What you will do =
Copy all of the material exactly. Pictures are not to appear in the copy.

Records for the task =
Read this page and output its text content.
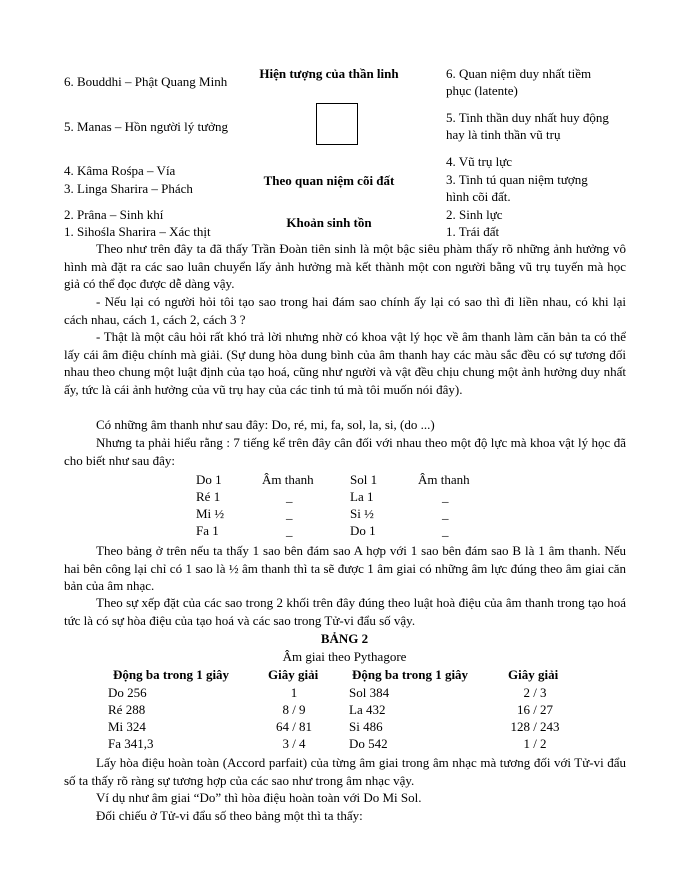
6. Bouddhi – Phật Quang Minh
5. Manas – Hồn người lý tưởng
4. Kâma Rośpa – Vía
3. Linga Sharira – Phách
2. Prâna – Sinh khí
1. Sihośla Sharira – Xác thịt
Hiện tượng của thần linh
Theo quan niệm cõi đất
Khoản sinh tồn
6. Quan niệm duy nhất tiềm
phục (latente)
5. Tinh thần duy nhất huy động
hay là tinh thần vũ trụ
4. Vũ trụ lực
3. Tinh tú quan niệm tượng
hình cõi đất.
2. Sinh lực
1. Trái đất
Theo như trên đây ta đã thấy Trần Đoàn tiên sinh là một bậc siêu phàm thấy rõ những ảnh hưởng vô hình mà đặt ra các sao luân chuyển lấy ảnh hưởng mà kết thành một con người bằng vũ trụ tuyến mà học giả có thể đọc được dễ dàng vậy.
- Nếu lại có người hỏi tôi tạo sao trong hai đám sao chính ấy lại có sao thì đi liền nhau, có khi lại cách nhau, cách 1, cách 2, cách 3 ?
- Thật là một câu hỏi rất khó trả lời nhưng nhờ có khoa vật lý học về âm thanh làm căn bản ta có thể lấy cái âm điệu chính mà giải. (Sự dung hòa dung bình của âm thanh hay các màu sắc đều có sự tương đối nhau theo chung một luật định của tạo hoá, cũng như người và vật đều chịu chung một ảnh hưởng duy nhất ấy, tức là cái ảnh hưởng của vũ trụ hay của các tinh tú mà tôi muốn nói đây).
Có những âm thanh như sau đây: Do, ré, mi, fa, sol, la, si, (do ...)
Nhưng ta phải hiểu rằng : 7 tiếng kể trên đây cân đối với nhau theo một độ lực mà khoa vật lý học đã cho biết như sau đây:
Do 1	Âm thanh	Sol 1	Âm thanh
Ré 1	_	La 1	_
Mi ½	_	Si ½	_
Fa 1	_	Do 1	_
Theo bảng ở trên nếu ta thấy 1 sao bên đám sao A hợp với 1 sao bên đám sao B là 1 âm thanh. Nếu hai bên công lại chỉ có 1 sao là ½ âm thanh thì ta sẽ được 1 âm giai có những âm lực đúng theo âm giai căn bản của âm nhạc.
Theo sự xếp đặt của các sao trong 2 khối trên đây đúng theo luật hoà điệu của âm thanh trong tạo hoá tức là có sự hòa điệu của tạo hoá và các sao trong Tử-vi đẩu số vậy.
BẢNG 2
Âm giai theo Pythagore
Động ba trong 1 giây	Giây giải	Động ba trong 1 giây	Giây giải
Do 256	1	Sol 384	2 / 3
Ré 288	8 / 9	La 432	16 / 27
Mi 324	64 / 81	Si 486	128 / 243
Fa 341,3	3 / 4	Do 542	1 / 2
Lấy hòa điệu hoàn toàn (Accord parfait) của từng âm giai trong âm nhạc mà tương đối với Tử-vi đẩu số ta thấy rõ ràng sự tương hợp của các sao như trong âm nhạc vậy.
Ví dụ như âm giai “Do” thì hòa điệu hoàn toàn với Do Mi Sol.
Đối chiếu ở Tử-vi đẩu số theo bảng một thì ta thấy:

Answer =
Read this page and output its text content.
6. Bouddhi – Phật Quang Minh
5. Manas – Hồn người lý tưởng
4. Kâma Rośpa – Vía
3. Linga Sharira – Phách
2. Prâna – Sinh khí
1. Sihośla Sharira – Xác thịt
Hiện tượng của thần linh
Theo quan niệm cõi đất
Khoản sinh tồn
6. Quan niệm duy nhất tiềm
phục (latente)
5. Tinh thần duy nhất huy động
hay là tinh thần vũ trụ
4. Vũ trụ lực
3. Tinh tú quan niệm tượng
hình cõi đất.
2. Sinh lực
1. Trái đất
Theo như trên đây ta đã thấy Trần Đoàn tiên sinh là một bậc siêu phàm thấy rõ những ảnh hưởng vô hình mà đặt ra các sao luân chuyển lấy ảnh hưởng mà kết thành một con người bằng vũ trụ tuyến mà học giả có thể đọc được dễ dàng vậy.
- Nếu lại có người hỏi tôi tạo sao trong hai đám sao chính ấy lại có sao thì đi liền nhau, có khi lại cách nhau, cách 1, cách 2, cách 3 ?
- Thật là một câu hỏi rất khó trả lời nhưng nhờ có khoa vật lý học về âm thanh làm căn bản ta có thể lấy cái âm điệu chính mà giải. (Sự dung hòa dung bình của âm thanh hay các màu sắc đều có sự tương đối nhau theo chung một luật định của tạo hoá, cũng như người và vật đều chịu chung một ảnh hưởng duy nhất ấy, tức là cái ảnh hưởng của vũ trụ hay của các tinh tú mà tôi muốn nói đây).
Có những âm thanh như sau đây: Do, ré, mi, fa, sol, la, si, (do ...)
Nhưng ta phải hiểu rằng : 7 tiếng kể trên đây cân đối với nhau theo một độ lực mà khoa vật lý học đã cho biết như sau đây:
Do 1	Âm thanh	Sol 1	Âm thanh
Ré 1	_	La 1	_
Mi ½	_	Si ½	_
Fa 1	_	Do 1	_
Theo bảng ở trên nếu ta thấy 1 sao bên đám sao A hợp với 1 sao bên đám sao B là 1 âm thanh. Nếu hai bên công lại chỉ có 1 sao là ½ âm thanh thì ta sẽ được 1 âm giai có những âm lực đúng theo âm giai căn bản của âm nhạc.
Theo sự xếp đặt của các sao trong 2 khối trên đây đúng theo luật hoà điệu của âm thanh trong tạo hoá tức là có sự hòa điệu của tạo hoá và các sao trong Tử-vi đẩu số vậy.
BẢNG 2
Âm giai theo Pythagore
Động ba trong 1 giây	Giây giải	Động ba trong 1 giây	Giây giải
Do 256	1	Sol 384	2 / 3
Ré 288	8 / 9	La 432	16 / 27
Mi 324	64 / 81	Si 486	128 / 243
Fa 341,3	3 / 4	Do 542	1 / 2
Lấy hòa điệu hoàn toàn (Accord parfait) của từng âm giai trong âm nhạc mà tương đối với Tử-vi đẩu số ta thấy rõ ràng sự tương hợp của các sao như trong âm nhạc vậy.
Ví dụ như âm giai “Do” thì hòa điệu hoàn toàn với Do Mi Sol.
Đối chiếu ở Tử-vi đẩu số theo bảng một thì ta thấy:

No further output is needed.